* [INSTRUCTIONS TO FOLLOW]: Transcribe all of the data exactly. Omit the pictures.

[Extracted records]
_ _ _ _ _

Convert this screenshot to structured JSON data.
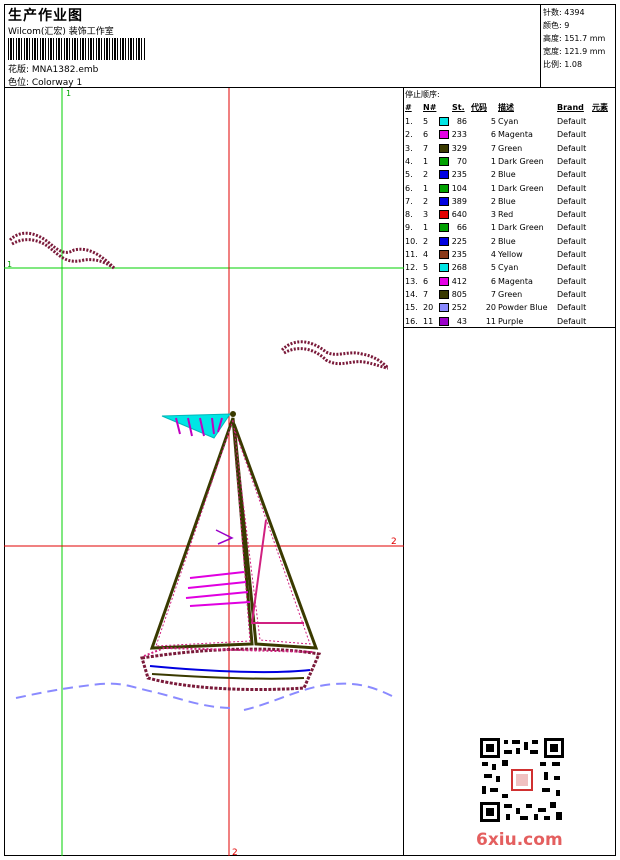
{
  "header": {
    "title": "生产作业图",
    "company": "Wilcom(汇宏) 装饰工作室",
    "design_line": "花版:  MNA1382.emb",
    "colorway_line": "色位:  Colorway 1"
  },
  "stats": [
    {
      "label": "针数:",
      "value": "4394"
    },
    {
      "label": "颜色:",
      "value": "9"
    },
    {
      "label": "高度:",
      "value": "151.7 mm"
    },
    {
      "label": "宽度:",
      "value": "121.9 mm"
    },
    {
      "label": "比例:",
      "value": "1.08"
    }
  ],
  "canvas": {
    "labels": [
      "1",
      "1",
      "2",
      "2"
    ]
  },
  "stop_sequence": {
    "title": "停止顺序:",
    "columns": [
      "#",
      "N#",
      "St.",
      "代码",
      "描述",
      "Brand",
      "元素"
    ],
    "rows": [
      {
        "idx": "1.",
        "n": "5",
        "color": "#00e5e5",
        "st": "86",
        "code": "5",
        "desc": "Cyan",
        "brand": "Default"
      },
      {
        "idx": "2.",
        "n": "6",
        "color": "#e500e5",
        "st": "233",
        "code": "6",
        "desc": "Magenta",
        "brand": "Default"
      },
      {
        "idx": "3.",
        "n": "7",
        "color": "#3a3a00",
        "st": "329",
        "code": "7",
        "desc": "Green",
        "brand": "Default"
      },
      {
        "idx": "4.",
        "n": "1",
        "color": "#00a000",
        "st": "70",
        "code": "1",
        "desc": "Dark Green",
        "brand": "Default"
      },
      {
        "idx": "5.",
        "n": "2",
        "color": "#0000e0",
        "st": "235",
        "code": "2",
        "desc": "Blue",
        "brand": "Default"
      },
      {
        "idx": "6.",
        "n": "1",
        "color": "#00a000",
        "st": "104",
        "code": "1",
        "desc": "Dark Green",
        "brand": "Default"
      },
      {
        "idx": "7.",
        "n": "2",
        "color": "#0000e0",
        "st": "389",
        "code": "2",
        "desc": "Blue",
        "brand": "Default"
      },
      {
        "idx": "8.",
        "n": "3",
        "color": "#e00000",
        "st": "640",
        "code": "3",
        "desc": "Red",
        "brand": "Default"
      },
      {
        "idx": "9.",
        "n": "1",
        "color": "#00a000",
        "st": "66",
        "code": "1",
        "desc": "Dark Green",
        "brand": "Default"
      },
      {
        "idx": "10.",
        "n": "2",
        "color": "#0000e0",
        "st": "225",
        "code": "2",
        "desc": "Blue",
        "brand": "Default"
      },
      {
        "idx": "11.",
        "n": "4",
        "color": "#8b3a1a",
        "st": "235",
        "code": "4",
        "desc": "Yellow",
        "brand": "Default"
      },
      {
        "idx": "12.",
        "n": "5",
        "color": "#00e5e5",
        "st": "268",
        "code": "5",
        "desc": "Cyan",
        "brand": "Default"
      },
      {
        "idx": "13.",
        "n": "6",
        "color": "#e500e5",
        "st": "412",
        "code": "6",
        "desc": "Magenta",
        "brand": "Default"
      },
      {
        "idx": "14.",
        "n": "7",
        "color": "#3a3a00",
        "st": "805",
        "code": "7",
        "desc": "Green",
        "brand": "Default"
      },
      {
        "idx": "15.",
        "n": "20",
        "color": "#8a8aff",
        "st": "252",
        "code": "20",
        "desc": "Powder Blue",
        "brand": "Default"
      },
      {
        "idx": "16.",
        "n": "11",
        "color": "#9a00c8",
        "st": "43",
        "code": "11",
        "desc": "Purple",
        "brand": "Default"
      }
    ]
  },
  "watermark": "6xiu.com"
}
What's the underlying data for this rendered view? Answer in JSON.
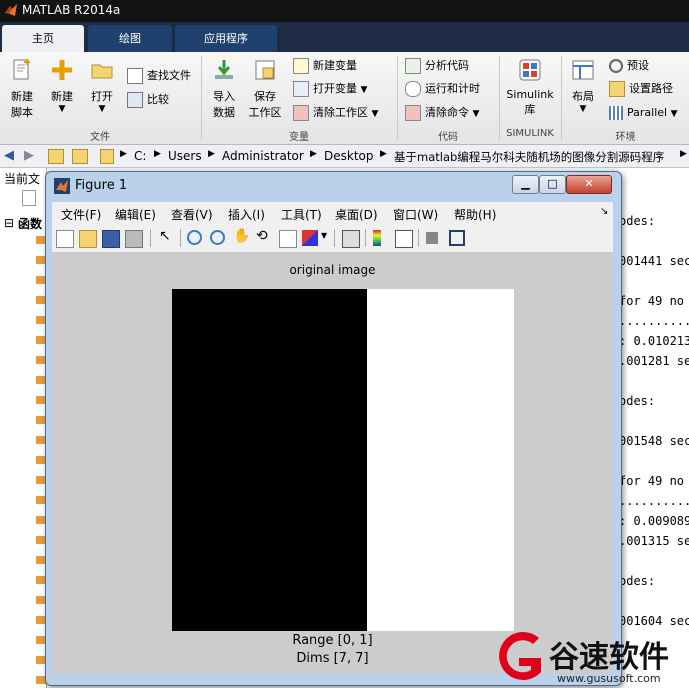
{
  "app": {
    "title": "MATLAB R2014a"
  },
  "tabs": [
    {
      "label": "主页"
    },
    {
      "label": "绘图"
    },
    {
      "label": "应用程序"
    }
  ],
  "ribbon": {
    "file": {
      "new_script": "新建\n脚本",
      "new_script_1": "新建",
      "new_script_2": "脚本",
      "new": "新建",
      "open": "打开",
      "find_files": "查找文件",
      "compare": "比较",
      "group": "文件"
    },
    "variable": {
      "import_1": "导入",
      "import_2": "数据",
      "save_1": "保存",
      "save_2": "工作区",
      "new_variable": "新建变量",
      "open_variable": "打开变量",
      "clear_workspace": "清除工作区",
      "group": "变量"
    },
    "code": {
      "analyze": "分析代码",
      "run_time": "运行和计时",
      "clear_commands": "清除命令",
      "group": "代码"
    },
    "simulink": {
      "lib_1": "Simulink",
      "lib_2": "库",
      "group": "SIMULINK"
    },
    "environment": {
      "layout": "布局",
      "preferences": "预设",
      "set_path": "设置路径",
      "parallel": "Parallel",
      "group": "环境"
    }
  },
  "address": {
    "crumbs": [
      "C:",
      "Users",
      "Administrator",
      "Desktop",
      "基于matlab编程马尔科夫随机场的图像分割源码程序"
    ]
  },
  "left_panel": {
    "current_folder": "当前文",
    "functions": "函数"
  },
  "command_window": {
    "lines": [
      "odes:",
      "001441 sec",
      "for 49 no",
      "..........",
      ": 0.010213",
      ".001281 se",
      "odes:",
      "001548 sec",
      "for 49 no",
      "..........",
      ": 0.009089",
      ".001315 se",
      "odes:",
      "001604 sec"
    ]
  },
  "figure": {
    "title": "Figure 1",
    "menu": [
      "文件(F)",
      "编辑(E)",
      "查看(V)",
      "插入(I)",
      "工具(T)",
      "桌面(D)",
      "窗口(W)",
      "帮助(H)"
    ],
    "image_title": "original image",
    "range": "Range [0, 1]",
    "dims": "Dims [7, 7]"
  },
  "watermark": {
    "brand": "谷速软件",
    "url": "www.gususoft.com"
  },
  "colors": {
    "matlab_tab_bg": "#20406e",
    "figure_frame": "#b9d1ea",
    "watermark_red": "#e0001a"
  }
}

_ _ _ _ _

* [ANSWER TO THIS TASK]:
Convert this screenshot to structured JSON data.
{
  "header": {
    "title": "生产作业图",
    "company": "Wilcom(汇宏) 装饰工作室",
    "design_line": "花版:  MNA1382.emb",
    "colorway_line": "色位:  Colorway 1"
  },
  "stats": [
    {
      "label": "针数:",
      "value": "4394"
    },
    {
      "label": "颜色:",
      "value": "9"
    },
    {
      "label": "高度:",
      "value": "151.7 mm"
    },
    {
      "label": "宽度:",
      "value": "121.9 mm"
    },
    {
      "label": "比例:",
      "value": "1.08"
    }
  ],
  "canvas": {
    "labels": [
      "1",
      "1",
      "2",
      "2"
    ]
  },
  "stop_sequence": {
    "title": "停止顺序:",
    "columns": [
      "#",
      "N#",
      "St.",
      "代码",
      "描述",
      "Brand",
      "元素"
    ],
    "rows": [
      {
        "idx": "1.",
        "n": "5",
        "color": "#00e5e5",
        "st": "86",
        "code": "5",
        "desc": "Cyan",
        "brand": "Default"
      },
      {
        "idx": "2.",
        "n": "6",
        "color": "#e500e5",
        "st": "233",
        "code": "6",
        "desc": "Magenta",
        "brand": "Default"
      },
      {
        "idx": "3.",
        "n": "7",
        "color": "#3a3a00",
        "st": "329",
        "code": "7",
        "desc": "Green",
        "brand": "Default"
      },
      {
        "idx": "4.",
        "n": "1",
        "color": "#00a000",
        "st": "70",
        "code": "1",
        "desc": "Dark Green",
        "brand": "Default"
      },
      {
        "idx": "5.",
        "n": "2",
        "color": "#0000e0",
        "st": "235",
        "code": "2",
        "desc": "Blue",
        "brand": "Default"
      },
      {
        "idx": "6.",
        "n": "1",
        "color": "#00a000",
        "st": "104",
        "code": "1",
        "desc": "Dark Green",
        "brand": "Default"
      },
      {
        "idx": "7.",
        "n": "2",
        "color": "#0000e0",
        "st": "389",
        "code": "2",
        "desc": "Blue",
        "brand": "Default"
      },
      {
        "idx": "8.",
        "n": "3",
        "color": "#e00000",
        "st": "640",
        "code": "3",
        "desc": "Red",
        "brand": "Default"
      },
      {
        "idx": "9.",
        "n": "1",
        "color": "#00a000",
        "st": "66",
        "code": "1",
        "desc": "Dark Green",
        "brand": "Default"
      },
      {
        "idx": "10.",
        "n": "2",
        "color": "#0000e0",
        "st": "225",
        "code": "2",
        "desc": "Blue",
        "brand": "Default"
      },
      {
        "idx": "11.",
        "n": "4",
        "color": "#8b3a1a",
        "st": "235",
        "code": "4",
        "desc": "Yellow",
        "brand": "Default"
      },
      {
        "idx": "12.",
        "n": "5",
        "color": "#00e5e5",
        "st": "268",
        "code": "5",
        "desc": "Cyan",
        "brand": "Default"
      },
      {
        "idx": "13.",
        "n": "6",
        "color": "#e500e5",
        "st": "412",
        "code": "6",
        "desc": "Magenta",
        "brand": "Default"
      },
      {
        "idx": "14.",
        "n": "7",
        "color": "#3a3a00",
        "st": "805",
        "code": "7",
        "desc": "Green",
        "brand": "Default"
      },
      {
        "idx": "15.",
        "n": "20",
        "color": "#8a8aff",
        "st": "252",
        "code": "20",
        "desc": "Powder Blue",
        "brand": "Default"
      },
      {
        "idx": "16.",
        "n": "11",
        "color": "#9a00c8",
        "st": "43",
        "code": "11",
        "desc": "Purple",
        "brand": "Default"
      }
    ]
  },
  "watermark": "6xiu.com"
}
What's the underlying data for this rendered view? Answer in JSON.
{
  "app": {
    "title": "MATLAB R2014a"
  },
  "tabs": [
    {
      "label": "主页"
    },
    {
      "label": "绘图"
    },
    {
      "label": "应用程序"
    }
  ],
  "ribbon": {
    "file": {
      "new_script": "新建\n脚本",
      "new_script_1": "新建",
      "new_script_2": "脚本",
      "new": "新建",
      "open": "打开",
      "find_files": "查找文件",
      "compare": "比较",
      "group": "文件"
    },
    "variable": {
      "import_1": "导入",
      "import_2": "数据",
      "save_1": "保存",
      "save_2": "工作区",
      "new_variable": "新建变量",
      "open_variable": "打开变量",
      "clear_workspace": "清除工作区",
      "group": "变量"
    },
    "code": {
      "analyze": "分析代码",
      "run_time": "运行和计时",
      "clear_commands": "清除命令",
      "group": "代码"
    },
    "simulink": {
      "lib_1": "Simulink",
      "lib_2": "库",
      "group": "SIMULINK"
    },
    "environment": {
      "layout": "布局",
      "preferences": "预设",
      "set_path": "设置路径",
      "parallel": "Parallel",
      "group": "环境"
    }
  },
  "address": {
    "crumbs": [
      "C:",
      "Users",
      "Administrator",
      "Desktop",
      "基于matlab编程马尔科夫随机场的图像分割源码程序"
    ]
  },
  "left_panel": {
    "current_folder": "当前文",
    "functions": "函数"
  },
  "command_window": {
    "lines": [
      "odes:",
      "001441 sec",
      "for 49 no",
      "..........",
      ": 0.010213",
      ".001281 se",
      "odes:",
      "001548 sec",
      "for 49 no",
      "..........",
      ": 0.009089",
      ".001315 se",
      "odes:",
      "001604 sec"
    ]
  },
  "figure": {
    "title": "Figure 1",
    "menu": [
      "文件(F)",
      "编辑(E)",
      "查看(V)",
      "插入(I)",
      "工具(T)",
      "桌面(D)",
      "窗口(W)",
      "帮助(H)"
    ],
    "image_title": "original image",
    "range": "Range [0, 1]",
    "dims": "Dims [7, 7]"
  },
  "watermark": {
    "brand": "谷速软件",
    "url": "www.gususoft.com"
  },
  "colors": {
    "matlab_tab_bg": "#20406e",
    "figure_frame": "#b9d1ea",
    "watermark_red": "#e0001a"
  }
}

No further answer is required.